#### WHAT YOU ARE ASKED TO DO:
Search term "evolve": copy each line of the data containing it.

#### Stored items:
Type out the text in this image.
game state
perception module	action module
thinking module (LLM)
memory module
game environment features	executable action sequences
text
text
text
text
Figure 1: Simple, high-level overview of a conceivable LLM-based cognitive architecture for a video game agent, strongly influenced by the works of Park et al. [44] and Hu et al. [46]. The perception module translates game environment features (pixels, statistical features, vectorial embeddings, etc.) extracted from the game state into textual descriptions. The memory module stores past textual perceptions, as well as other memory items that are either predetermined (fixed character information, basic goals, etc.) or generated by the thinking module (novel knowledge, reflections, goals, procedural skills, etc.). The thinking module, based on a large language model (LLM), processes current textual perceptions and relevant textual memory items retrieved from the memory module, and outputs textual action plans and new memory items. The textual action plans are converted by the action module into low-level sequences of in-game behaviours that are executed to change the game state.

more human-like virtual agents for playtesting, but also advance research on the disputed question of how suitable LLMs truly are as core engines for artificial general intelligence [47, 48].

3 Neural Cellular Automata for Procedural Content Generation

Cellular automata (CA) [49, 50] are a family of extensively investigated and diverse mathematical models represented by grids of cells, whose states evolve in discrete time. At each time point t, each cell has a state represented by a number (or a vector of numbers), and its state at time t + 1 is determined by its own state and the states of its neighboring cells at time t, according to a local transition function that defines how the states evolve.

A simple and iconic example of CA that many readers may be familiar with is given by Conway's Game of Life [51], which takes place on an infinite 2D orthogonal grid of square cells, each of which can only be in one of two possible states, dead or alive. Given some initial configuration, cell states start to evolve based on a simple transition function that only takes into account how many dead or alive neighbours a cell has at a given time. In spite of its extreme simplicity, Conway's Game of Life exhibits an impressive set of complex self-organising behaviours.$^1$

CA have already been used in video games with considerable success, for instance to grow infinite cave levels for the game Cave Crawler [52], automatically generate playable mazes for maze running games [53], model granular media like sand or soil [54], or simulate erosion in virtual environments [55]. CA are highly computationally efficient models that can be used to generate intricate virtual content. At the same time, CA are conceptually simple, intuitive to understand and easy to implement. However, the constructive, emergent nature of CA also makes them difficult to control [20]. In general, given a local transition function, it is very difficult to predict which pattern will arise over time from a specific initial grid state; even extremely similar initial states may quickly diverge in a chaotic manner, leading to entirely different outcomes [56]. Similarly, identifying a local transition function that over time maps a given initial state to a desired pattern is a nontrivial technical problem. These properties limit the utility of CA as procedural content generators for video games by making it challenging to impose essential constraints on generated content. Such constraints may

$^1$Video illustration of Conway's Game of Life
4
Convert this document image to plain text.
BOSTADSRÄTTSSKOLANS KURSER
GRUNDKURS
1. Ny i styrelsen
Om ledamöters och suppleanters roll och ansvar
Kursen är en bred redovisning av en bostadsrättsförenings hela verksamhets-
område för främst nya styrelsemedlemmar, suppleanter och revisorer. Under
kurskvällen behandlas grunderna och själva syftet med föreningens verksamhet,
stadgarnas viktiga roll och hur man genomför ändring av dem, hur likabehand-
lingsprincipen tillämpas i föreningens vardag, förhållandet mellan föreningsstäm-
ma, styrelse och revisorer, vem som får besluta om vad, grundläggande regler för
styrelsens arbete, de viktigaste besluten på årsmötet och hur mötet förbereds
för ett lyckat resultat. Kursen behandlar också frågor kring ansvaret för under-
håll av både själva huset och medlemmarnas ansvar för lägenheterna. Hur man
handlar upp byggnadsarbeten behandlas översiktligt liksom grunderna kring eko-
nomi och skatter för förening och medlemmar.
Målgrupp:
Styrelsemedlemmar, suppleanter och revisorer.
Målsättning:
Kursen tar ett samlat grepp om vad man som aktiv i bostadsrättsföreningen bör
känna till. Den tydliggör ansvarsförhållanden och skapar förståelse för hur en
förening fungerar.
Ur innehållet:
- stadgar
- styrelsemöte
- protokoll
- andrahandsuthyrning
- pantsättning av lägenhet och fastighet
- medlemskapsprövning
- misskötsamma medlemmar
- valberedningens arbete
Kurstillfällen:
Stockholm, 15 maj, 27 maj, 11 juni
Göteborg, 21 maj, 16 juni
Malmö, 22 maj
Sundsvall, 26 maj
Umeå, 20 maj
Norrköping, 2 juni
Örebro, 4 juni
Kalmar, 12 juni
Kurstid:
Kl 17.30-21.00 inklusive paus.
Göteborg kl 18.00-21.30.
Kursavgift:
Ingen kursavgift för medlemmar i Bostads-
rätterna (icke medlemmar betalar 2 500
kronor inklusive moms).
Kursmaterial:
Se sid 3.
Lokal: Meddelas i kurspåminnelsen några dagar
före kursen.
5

#### YOUR SOLUTION:
Cellular automata (CA) [49, 50] are a family of extensively investigated and diverse mathematical models represented by grids of cells, whose states evolve in discrete time. At each time point t, each cell has a state represented by a number (or a vector of numbers), and its state at time t + 1 is determined by its own state and the states of its neighboring cells at time t, according to a local transition function that defines how the states evolve.
A simple and iconic example of CA that many readers may be familiar with is given by Conway's Game of Life [51], which takes place on an infinite 2D orthogonal grid of square cells, each of which can only be in one of two possible states, dead or alive. Given some initial configuration, cell states start to evolve based on a simple transition function that only takes into account how many dead or alive neighbours a cell has at a given time. In spite of its extreme simplicity, Conway's Game of Life exhibits an impressive set of complex self-organising behaviours.$^1$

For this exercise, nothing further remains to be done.